## TASK STATEMENT
Only lines holding the string "JSON" are wanted; copy each one from the material.

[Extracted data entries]
——

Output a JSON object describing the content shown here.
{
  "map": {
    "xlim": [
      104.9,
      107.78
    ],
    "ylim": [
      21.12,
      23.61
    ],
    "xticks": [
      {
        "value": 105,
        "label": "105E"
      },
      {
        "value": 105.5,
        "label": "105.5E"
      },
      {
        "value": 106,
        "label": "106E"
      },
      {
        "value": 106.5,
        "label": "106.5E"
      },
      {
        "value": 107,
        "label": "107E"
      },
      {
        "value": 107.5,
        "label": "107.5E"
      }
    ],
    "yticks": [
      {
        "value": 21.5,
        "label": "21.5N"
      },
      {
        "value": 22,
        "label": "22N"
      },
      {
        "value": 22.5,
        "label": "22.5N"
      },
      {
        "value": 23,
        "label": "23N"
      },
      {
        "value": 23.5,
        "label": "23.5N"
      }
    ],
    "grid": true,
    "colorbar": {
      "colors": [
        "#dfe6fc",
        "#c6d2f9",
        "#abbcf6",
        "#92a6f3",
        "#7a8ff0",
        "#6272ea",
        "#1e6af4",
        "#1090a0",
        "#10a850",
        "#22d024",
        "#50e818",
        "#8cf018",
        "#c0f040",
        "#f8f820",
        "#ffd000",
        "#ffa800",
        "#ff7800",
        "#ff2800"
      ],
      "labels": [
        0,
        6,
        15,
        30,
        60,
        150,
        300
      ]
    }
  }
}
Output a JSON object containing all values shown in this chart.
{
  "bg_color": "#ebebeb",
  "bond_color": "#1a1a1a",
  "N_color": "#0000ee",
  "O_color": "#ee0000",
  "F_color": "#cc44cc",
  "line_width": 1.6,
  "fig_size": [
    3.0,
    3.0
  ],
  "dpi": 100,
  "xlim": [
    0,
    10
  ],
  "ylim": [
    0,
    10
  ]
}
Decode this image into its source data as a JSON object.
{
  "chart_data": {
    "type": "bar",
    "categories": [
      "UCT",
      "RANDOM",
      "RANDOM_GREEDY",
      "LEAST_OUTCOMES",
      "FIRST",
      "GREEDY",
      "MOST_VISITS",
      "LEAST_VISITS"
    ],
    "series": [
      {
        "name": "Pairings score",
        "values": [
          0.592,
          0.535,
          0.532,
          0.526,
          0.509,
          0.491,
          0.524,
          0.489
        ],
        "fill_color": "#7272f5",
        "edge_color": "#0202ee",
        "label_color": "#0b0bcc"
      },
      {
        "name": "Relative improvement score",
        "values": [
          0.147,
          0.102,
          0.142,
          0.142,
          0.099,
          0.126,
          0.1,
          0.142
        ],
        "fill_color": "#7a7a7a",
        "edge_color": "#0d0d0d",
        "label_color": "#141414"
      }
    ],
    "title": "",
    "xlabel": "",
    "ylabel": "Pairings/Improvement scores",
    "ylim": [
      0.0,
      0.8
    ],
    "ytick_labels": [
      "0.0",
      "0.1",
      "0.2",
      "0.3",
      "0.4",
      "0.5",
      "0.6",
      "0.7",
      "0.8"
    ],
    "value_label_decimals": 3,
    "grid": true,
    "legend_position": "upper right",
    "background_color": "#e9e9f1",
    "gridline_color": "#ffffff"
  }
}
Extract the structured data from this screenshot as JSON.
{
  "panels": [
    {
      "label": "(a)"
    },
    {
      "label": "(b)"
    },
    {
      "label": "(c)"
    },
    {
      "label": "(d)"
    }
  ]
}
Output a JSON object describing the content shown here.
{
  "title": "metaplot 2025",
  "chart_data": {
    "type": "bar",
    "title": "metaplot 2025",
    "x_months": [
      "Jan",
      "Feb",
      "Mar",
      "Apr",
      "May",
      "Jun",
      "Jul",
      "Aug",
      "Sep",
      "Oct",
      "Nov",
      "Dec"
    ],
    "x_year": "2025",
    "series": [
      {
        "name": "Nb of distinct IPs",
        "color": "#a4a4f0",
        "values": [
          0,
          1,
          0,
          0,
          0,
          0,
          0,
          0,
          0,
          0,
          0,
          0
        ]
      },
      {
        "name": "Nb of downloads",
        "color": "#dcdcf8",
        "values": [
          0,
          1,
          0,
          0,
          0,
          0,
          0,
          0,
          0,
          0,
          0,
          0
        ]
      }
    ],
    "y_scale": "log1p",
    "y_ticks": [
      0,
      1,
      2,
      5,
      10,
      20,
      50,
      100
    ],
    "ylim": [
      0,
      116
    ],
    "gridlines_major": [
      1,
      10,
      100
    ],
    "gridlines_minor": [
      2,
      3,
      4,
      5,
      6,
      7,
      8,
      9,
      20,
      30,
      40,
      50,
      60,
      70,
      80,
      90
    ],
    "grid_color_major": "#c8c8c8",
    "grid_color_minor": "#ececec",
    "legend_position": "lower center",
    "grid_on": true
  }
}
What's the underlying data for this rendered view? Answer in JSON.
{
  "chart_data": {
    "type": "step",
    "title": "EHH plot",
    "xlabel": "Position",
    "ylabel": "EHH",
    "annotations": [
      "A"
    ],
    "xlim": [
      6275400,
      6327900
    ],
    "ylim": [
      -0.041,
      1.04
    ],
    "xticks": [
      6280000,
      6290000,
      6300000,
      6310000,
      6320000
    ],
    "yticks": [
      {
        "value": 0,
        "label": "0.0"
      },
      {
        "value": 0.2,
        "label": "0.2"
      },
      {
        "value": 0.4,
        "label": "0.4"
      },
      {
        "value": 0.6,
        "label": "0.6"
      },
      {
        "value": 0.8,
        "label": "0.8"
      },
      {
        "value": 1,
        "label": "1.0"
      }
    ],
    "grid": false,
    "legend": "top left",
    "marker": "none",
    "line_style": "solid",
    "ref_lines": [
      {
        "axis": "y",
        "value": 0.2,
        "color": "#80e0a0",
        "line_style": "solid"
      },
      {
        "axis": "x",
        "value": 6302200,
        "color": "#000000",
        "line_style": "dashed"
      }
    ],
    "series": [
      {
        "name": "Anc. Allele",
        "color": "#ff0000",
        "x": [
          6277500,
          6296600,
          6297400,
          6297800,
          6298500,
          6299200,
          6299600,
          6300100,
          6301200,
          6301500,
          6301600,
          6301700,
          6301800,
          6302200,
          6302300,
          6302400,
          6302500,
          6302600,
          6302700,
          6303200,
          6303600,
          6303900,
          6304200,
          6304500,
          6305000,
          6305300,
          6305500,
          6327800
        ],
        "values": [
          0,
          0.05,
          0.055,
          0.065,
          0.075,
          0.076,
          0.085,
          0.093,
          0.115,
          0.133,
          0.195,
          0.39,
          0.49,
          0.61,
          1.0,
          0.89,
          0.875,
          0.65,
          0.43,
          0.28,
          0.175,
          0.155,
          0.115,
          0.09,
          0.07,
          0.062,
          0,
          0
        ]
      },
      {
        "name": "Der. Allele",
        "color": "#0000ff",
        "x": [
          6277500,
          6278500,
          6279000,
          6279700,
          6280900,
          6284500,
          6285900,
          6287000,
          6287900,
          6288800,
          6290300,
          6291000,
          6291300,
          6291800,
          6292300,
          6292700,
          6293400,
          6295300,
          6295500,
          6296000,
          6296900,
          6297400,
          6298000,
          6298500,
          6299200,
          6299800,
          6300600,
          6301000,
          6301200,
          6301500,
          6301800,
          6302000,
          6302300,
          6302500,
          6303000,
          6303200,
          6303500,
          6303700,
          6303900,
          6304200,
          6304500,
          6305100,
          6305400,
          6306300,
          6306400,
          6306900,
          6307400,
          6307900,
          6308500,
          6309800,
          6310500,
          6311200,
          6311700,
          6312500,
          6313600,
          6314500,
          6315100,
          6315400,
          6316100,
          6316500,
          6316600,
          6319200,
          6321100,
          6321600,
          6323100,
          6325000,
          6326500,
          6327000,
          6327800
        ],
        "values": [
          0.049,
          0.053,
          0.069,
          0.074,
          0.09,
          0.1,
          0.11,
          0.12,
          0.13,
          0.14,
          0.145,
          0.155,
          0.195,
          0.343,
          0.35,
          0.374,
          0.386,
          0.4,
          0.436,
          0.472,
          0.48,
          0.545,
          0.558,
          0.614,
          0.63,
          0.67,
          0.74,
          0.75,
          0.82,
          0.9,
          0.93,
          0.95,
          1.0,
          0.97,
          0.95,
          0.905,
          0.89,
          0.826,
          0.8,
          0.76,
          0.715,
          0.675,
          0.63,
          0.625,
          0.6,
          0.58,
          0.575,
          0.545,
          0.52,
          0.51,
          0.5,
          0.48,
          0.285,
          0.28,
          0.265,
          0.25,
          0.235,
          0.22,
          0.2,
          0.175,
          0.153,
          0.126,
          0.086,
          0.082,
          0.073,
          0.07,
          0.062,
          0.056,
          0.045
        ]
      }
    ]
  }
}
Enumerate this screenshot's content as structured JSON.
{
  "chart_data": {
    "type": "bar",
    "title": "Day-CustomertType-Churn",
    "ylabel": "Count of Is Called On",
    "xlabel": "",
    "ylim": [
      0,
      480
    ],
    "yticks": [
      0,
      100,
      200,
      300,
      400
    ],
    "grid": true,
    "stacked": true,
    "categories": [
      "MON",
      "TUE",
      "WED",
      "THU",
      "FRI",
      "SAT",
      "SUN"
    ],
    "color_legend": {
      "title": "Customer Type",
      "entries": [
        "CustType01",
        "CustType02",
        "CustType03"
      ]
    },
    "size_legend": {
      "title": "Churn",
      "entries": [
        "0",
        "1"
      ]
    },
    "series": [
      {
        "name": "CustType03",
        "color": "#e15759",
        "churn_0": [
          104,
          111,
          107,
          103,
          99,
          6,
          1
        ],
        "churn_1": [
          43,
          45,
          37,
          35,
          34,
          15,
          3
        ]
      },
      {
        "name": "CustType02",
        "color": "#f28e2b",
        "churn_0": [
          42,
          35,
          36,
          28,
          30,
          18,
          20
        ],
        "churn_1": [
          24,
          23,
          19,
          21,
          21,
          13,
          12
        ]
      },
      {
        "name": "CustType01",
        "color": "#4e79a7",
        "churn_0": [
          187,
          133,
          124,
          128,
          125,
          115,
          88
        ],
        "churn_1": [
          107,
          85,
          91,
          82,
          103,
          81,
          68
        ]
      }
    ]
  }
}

——

## THE SOLUTION
Output a JSON object describing the content shown here.
Output a JSON object containing all values shown in this chart.
Decode this image into its source data as a JSON object.
Extract the structured data from this screenshot as JSON.
Output a JSON object describing the content shown here.
What's the underlying data for this rendered view? Answer in JSON.
Enumerate this screenshot's content as structured JSON.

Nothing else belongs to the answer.